[Text shown]
- - - - - - -

Specifications : PS2 Stage
Thrust 799 kN
Burn Duration 150 s
Propellants N2O4 / UH25
Propellant Loading 42 t
Stage Diameter 2.8 m
Stage Height 12 m

PS2 Stage consists of subsystems like Vikas engine, tankage with common bulk head, thrust frame and inter-stages, pressurisation systems, command system, fill and drain system, feed purge and flush system, pogo suppressor command system, gimbal control system, hot gas roll control system, pneumatic umbilical system, slosh baffles etc.

Fourth Stage of PSLV (PS4 Stage)

PS4 stage employs two identical pressure-fed, regeneratively cooled, high performance engines, each developing a thrust of 7.35 kN in vacuum. The engine works on a propellant combination of Mono Methyl Hydrazine (MMH) and Mixed Oxides of Nitrogen (MON-3) and burns for duration of 425 s.

Specifications (Twin Engine Configuration):
Thrust (vac) 7.35 x 2 kN PS4 Stage
Burn Duration 333 to 526 s
Propellants MON-3 / MMH
Propellant Loading 0.8 / 1.6 / 2.5 t
Stage Diameter 2.8 m
Stage Height 3 m

Secondary Injection Thrust Vector Control (SITVC) for PS1 Stage

PS1 stage is a solid rocket motor of 2.8 m diameter with 139 tonnes of Hydroxyl Terminated Poly Butadiene (HTPB) propellant and a composite nozzle of area ratio 8. The pitch and yaw control of the PSLV during the thrust phase of the PS1 motor is achieved by injecting aqueous solution of Strontium Perchlorate [Sr(ClO4)2] in the nozzle divergent at 35 percent of the length of the nozzle throat to exit.

Specification of SITVC
Propellant Sr(ClO4)2 SITVC

PS1 SITVC for pitch & yaw control (24 valves)
Flow rate 12 l/s
Side thrust 20 t max.
No. of injectors 24 in quadrants of 6 each

PS0 SITVC for roll augmentation (2 valves/motor)
Flow rate 3.7 l/s
Side thrust 600 kg

Reaction Control Systems (RCS) for PS1 Stage

RCS for PS1 consists of two independent liquid engine packages mounted axially 180° apart at the circumference of the base shroud. RCS is designed to meet the control requirements during coasting phase of PS1.

- - - - - - -

[Dataset excerpt]
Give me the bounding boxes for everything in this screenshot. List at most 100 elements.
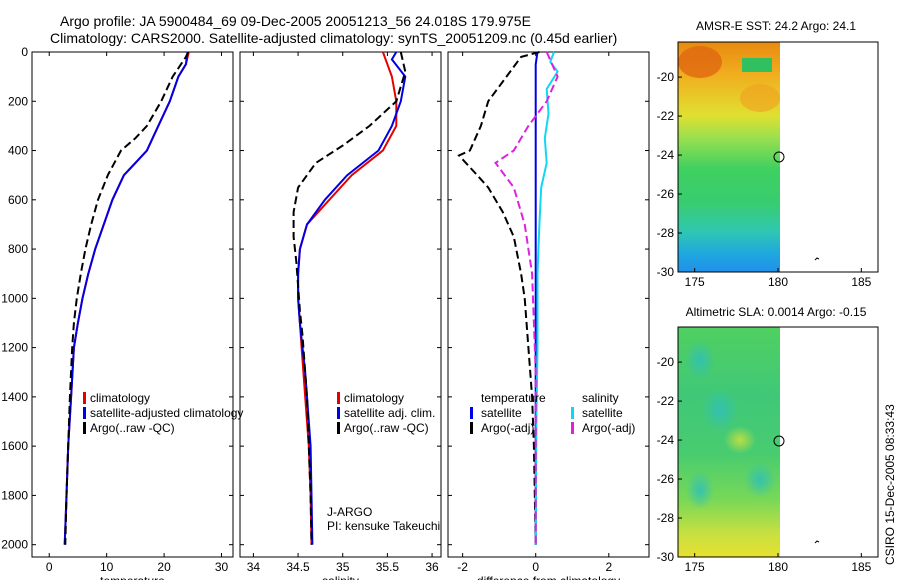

- - - - - - -

[Request] Pick up the text on the PSLV rocket stages after its last sentence and carry it on.

[Written answer]
Specification of PS1 RCS
Thrust Main engine 640 kgf PS1 RCS
ACS thrusters 150 kgf x 2
Propellants MMH / MON-3
Diameter 700 mm
Length 2.6 m

GSLV

GSLV is capable of launching 2200 kg class communication satellites into the Geo Transfer Orbit (GTO). GSLV is a three Stage vehicle. LPSC is responsible for the realisation and delivery of four L40 strap-on Stages, liquid second Stage and the Cryogenic Upper Stage of the GSLV.

Second Stage of GSLV (GS2 Stage)

The second stage of GSLV is similar to second Stage of PSLV with a nominal propellant loading of 42 tonnes. The stage makes use of high thrust Vikas engine.

Specifications:
Thrust 846 kN
GS2 Stage
Burn Duration 143 s
Propellants N2O4 / UH25
Propellant Loading 42 t
Stage Diameter 2.8 m
Stage Height 12 m

Strap-on Stages of GSLV (L40 Stages)

GSLV is configured with four L40 strap-on liquid Stages which are derivatives of PS2 Stage and use one Vikas engine each.

Specifications:


L40 Stage
Thrust 762 kN
Burn Duration 150 s
Propellants N2O4 / UH25
Propellant Loading 42 t
Stage Diameter 2.1 m
Stage Height 19.6 m

Cryogenic Upper Stage (CUS)

LPSC has developed the indigenous Cryogenic Upper Stage (CUS) meant to replace the stage procured from Russia and used in GSLV flights. The stage is powered by a regeneratively cooled cryogenic engine, which works on staged combustion cycle. The main Cryo engine and two smaller (cryogenic) steering engines together develop a nominal thrust of 73.6 kN in vacuum.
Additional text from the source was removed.